### RECORDS FOR PROCESSING ###

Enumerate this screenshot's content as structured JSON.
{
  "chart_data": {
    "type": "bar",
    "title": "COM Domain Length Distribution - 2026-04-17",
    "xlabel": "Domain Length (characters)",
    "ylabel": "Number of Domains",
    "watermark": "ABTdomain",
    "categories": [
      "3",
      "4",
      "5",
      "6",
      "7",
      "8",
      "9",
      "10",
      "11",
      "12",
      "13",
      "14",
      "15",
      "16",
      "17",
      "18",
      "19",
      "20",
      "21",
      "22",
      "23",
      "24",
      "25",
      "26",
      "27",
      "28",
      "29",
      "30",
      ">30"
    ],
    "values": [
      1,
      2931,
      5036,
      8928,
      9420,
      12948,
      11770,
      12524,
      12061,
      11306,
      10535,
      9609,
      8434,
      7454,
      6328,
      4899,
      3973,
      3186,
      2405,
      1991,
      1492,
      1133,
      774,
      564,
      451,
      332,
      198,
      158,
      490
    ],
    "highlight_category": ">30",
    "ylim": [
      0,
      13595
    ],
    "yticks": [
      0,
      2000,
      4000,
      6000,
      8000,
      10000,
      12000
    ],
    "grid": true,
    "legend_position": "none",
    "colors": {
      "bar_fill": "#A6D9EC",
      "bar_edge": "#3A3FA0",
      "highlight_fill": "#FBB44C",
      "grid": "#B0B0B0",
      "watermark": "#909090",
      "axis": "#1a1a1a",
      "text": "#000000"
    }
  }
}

###

* [THE TASK]:
Using the material above, report each line where "watermark" occurs.

* [RESPONSE TO THE TASK]:
    "watermark": "ABTdomain",
      "watermark": "#909090",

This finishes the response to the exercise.